* [EXERCISE DETAILS] Counting only lines that hold "fought", give the total and nothing more.

────

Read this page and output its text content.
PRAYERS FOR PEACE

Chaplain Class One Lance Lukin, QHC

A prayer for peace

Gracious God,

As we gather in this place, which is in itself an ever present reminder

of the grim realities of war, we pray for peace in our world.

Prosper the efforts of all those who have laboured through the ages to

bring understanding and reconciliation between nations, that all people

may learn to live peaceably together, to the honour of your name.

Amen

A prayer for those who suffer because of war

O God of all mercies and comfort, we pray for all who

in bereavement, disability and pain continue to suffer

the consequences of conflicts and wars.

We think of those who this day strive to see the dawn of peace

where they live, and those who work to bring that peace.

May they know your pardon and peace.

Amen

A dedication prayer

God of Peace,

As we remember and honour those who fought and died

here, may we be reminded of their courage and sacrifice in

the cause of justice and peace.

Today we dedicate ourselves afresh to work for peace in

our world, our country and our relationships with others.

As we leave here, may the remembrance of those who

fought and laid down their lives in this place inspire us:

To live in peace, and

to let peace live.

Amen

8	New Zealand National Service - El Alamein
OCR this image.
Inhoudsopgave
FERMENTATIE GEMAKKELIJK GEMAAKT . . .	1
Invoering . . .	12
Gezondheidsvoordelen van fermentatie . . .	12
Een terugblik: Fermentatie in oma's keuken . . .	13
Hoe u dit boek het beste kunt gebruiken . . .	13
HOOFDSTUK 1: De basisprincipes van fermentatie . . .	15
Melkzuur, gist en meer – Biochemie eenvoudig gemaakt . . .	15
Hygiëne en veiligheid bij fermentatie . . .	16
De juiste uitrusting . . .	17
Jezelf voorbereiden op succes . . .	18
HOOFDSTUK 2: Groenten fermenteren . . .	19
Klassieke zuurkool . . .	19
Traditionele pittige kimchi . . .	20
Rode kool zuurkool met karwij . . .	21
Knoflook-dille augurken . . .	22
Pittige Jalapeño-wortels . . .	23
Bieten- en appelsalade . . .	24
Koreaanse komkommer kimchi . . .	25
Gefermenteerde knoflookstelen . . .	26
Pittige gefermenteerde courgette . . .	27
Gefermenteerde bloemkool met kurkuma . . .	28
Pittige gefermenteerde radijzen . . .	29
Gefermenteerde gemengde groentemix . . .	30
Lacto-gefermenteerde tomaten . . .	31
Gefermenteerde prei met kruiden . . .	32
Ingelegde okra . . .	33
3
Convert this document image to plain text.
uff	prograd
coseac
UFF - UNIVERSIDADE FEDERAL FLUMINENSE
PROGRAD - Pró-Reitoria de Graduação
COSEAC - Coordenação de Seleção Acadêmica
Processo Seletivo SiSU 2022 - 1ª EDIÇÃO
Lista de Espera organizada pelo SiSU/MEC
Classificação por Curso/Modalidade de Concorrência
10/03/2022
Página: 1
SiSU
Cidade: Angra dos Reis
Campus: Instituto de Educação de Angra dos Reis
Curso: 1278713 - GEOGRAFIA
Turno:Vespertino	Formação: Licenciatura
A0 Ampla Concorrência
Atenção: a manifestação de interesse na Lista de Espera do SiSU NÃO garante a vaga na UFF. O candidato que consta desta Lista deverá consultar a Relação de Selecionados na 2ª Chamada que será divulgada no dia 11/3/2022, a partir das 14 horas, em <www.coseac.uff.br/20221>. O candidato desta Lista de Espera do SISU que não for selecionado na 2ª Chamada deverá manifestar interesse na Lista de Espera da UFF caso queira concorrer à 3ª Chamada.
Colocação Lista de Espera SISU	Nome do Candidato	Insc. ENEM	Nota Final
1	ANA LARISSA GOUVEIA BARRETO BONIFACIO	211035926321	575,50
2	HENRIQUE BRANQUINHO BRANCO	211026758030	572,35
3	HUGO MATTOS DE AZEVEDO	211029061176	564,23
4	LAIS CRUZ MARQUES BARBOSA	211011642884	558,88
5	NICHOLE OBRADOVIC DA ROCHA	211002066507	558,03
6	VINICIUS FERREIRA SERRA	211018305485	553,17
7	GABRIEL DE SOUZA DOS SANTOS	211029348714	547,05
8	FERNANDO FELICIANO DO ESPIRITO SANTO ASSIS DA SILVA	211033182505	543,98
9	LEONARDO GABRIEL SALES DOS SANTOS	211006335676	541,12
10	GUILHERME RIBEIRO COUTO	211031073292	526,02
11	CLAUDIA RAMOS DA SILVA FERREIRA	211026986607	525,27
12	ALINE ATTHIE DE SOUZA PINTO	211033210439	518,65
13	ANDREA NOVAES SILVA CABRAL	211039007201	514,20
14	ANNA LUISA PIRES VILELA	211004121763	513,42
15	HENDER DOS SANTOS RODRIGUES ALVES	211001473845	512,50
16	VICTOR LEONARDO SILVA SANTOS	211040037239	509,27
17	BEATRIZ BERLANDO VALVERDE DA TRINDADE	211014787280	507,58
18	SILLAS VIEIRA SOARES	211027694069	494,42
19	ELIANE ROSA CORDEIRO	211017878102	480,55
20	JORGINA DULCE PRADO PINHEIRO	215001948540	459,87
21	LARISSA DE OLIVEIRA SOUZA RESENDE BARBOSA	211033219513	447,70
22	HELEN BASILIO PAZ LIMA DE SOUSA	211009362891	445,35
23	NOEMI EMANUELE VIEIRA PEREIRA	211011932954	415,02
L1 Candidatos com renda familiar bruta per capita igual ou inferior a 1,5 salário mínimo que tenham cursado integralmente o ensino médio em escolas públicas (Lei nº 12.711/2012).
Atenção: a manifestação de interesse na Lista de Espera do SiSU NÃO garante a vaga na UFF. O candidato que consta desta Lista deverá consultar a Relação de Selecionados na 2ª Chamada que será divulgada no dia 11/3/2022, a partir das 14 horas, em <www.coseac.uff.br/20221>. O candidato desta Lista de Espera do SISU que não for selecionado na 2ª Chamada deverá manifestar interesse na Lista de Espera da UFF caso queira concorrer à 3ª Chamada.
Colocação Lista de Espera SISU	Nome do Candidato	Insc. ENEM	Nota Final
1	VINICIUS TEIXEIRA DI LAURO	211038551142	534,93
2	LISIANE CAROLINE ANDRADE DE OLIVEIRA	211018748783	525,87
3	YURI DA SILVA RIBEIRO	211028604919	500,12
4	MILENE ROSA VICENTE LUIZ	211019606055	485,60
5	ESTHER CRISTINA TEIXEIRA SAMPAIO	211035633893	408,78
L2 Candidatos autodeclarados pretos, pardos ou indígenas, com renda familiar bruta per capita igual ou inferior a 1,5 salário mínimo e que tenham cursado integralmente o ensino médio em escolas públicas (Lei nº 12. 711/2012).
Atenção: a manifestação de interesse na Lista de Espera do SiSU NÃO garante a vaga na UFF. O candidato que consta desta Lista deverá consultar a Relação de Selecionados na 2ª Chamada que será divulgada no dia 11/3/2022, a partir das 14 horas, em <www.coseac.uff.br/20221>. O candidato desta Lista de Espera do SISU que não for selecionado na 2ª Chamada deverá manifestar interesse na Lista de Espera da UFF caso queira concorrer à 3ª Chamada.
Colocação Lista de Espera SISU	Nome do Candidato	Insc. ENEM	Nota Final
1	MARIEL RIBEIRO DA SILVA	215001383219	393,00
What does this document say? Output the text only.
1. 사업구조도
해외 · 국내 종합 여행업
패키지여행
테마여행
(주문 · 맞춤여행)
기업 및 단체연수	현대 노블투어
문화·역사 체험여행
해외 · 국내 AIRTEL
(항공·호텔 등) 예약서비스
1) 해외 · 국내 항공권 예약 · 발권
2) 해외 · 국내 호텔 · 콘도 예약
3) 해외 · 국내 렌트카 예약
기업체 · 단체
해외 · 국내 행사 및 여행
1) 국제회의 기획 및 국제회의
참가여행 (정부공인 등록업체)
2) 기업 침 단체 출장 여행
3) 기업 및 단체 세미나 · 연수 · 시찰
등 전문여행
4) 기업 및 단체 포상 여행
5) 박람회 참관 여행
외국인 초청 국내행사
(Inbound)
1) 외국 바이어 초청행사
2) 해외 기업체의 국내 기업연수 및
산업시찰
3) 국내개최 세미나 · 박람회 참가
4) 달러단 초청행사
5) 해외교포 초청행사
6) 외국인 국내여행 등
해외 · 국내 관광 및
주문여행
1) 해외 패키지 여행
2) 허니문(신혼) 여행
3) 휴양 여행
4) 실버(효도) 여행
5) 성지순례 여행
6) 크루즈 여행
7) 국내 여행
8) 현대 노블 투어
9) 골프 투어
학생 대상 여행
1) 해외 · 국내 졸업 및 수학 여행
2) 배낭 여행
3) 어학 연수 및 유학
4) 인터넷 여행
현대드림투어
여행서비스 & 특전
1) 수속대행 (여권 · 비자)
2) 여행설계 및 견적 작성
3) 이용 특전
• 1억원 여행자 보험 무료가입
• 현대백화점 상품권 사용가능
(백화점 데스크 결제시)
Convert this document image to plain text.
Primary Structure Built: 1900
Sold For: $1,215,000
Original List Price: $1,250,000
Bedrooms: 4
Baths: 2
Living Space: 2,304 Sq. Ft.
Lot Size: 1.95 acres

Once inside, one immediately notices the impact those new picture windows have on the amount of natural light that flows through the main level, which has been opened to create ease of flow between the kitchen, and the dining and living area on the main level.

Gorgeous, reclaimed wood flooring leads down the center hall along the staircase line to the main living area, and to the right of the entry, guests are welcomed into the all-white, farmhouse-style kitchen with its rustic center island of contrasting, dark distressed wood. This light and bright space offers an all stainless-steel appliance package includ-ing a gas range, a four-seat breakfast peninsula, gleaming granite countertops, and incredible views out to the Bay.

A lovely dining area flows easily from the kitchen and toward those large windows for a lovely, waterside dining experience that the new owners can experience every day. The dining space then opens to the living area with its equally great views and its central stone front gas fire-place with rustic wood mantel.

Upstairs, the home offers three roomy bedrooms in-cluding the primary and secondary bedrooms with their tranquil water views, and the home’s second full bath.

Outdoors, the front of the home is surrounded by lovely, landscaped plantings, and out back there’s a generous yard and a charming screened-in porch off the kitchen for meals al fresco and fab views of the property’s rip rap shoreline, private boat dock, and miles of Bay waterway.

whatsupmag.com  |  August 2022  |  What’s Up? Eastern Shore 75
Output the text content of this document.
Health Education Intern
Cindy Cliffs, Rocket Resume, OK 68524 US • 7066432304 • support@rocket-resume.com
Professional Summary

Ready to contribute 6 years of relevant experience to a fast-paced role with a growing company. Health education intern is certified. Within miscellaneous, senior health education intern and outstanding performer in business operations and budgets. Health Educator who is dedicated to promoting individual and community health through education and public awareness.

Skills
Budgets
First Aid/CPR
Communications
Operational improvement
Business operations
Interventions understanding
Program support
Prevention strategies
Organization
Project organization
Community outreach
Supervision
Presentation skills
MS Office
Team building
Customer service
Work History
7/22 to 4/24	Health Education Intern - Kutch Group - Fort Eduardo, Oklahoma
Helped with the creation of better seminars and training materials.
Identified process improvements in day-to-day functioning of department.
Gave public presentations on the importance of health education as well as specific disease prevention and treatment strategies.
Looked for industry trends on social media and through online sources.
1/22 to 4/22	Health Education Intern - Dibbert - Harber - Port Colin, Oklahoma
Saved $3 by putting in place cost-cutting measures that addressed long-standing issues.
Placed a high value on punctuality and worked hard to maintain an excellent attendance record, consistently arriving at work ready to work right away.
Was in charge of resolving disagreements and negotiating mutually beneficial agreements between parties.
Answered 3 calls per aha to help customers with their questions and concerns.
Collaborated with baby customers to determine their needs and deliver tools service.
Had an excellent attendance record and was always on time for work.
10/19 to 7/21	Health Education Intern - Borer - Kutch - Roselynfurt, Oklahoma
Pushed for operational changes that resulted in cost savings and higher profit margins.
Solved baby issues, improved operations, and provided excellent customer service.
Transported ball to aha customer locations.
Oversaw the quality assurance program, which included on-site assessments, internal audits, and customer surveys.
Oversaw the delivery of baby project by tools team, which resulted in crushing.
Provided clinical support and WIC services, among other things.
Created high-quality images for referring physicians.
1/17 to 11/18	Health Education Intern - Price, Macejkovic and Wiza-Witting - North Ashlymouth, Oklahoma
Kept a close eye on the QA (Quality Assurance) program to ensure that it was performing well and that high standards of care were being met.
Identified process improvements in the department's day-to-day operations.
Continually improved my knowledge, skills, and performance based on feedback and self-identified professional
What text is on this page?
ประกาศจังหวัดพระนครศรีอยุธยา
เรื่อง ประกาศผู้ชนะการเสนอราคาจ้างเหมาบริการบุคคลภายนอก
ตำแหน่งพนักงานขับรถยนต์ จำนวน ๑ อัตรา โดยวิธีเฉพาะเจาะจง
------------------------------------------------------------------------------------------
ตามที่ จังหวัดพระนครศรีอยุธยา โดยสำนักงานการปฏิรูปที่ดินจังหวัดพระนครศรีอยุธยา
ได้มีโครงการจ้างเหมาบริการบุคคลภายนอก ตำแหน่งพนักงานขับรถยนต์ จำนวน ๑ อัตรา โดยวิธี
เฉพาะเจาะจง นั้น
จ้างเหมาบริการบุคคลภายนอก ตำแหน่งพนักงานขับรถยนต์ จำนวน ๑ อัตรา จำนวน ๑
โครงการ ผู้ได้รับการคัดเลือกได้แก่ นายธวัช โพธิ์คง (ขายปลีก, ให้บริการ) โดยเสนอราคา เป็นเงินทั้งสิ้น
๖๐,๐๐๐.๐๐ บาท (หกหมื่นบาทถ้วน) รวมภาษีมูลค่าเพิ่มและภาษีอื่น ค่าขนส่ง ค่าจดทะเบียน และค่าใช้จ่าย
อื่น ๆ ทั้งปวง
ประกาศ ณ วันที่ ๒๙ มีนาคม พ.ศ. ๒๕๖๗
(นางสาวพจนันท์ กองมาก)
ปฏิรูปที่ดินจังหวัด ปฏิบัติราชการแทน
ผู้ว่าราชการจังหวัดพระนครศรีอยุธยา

────

* [THE REPLY] 2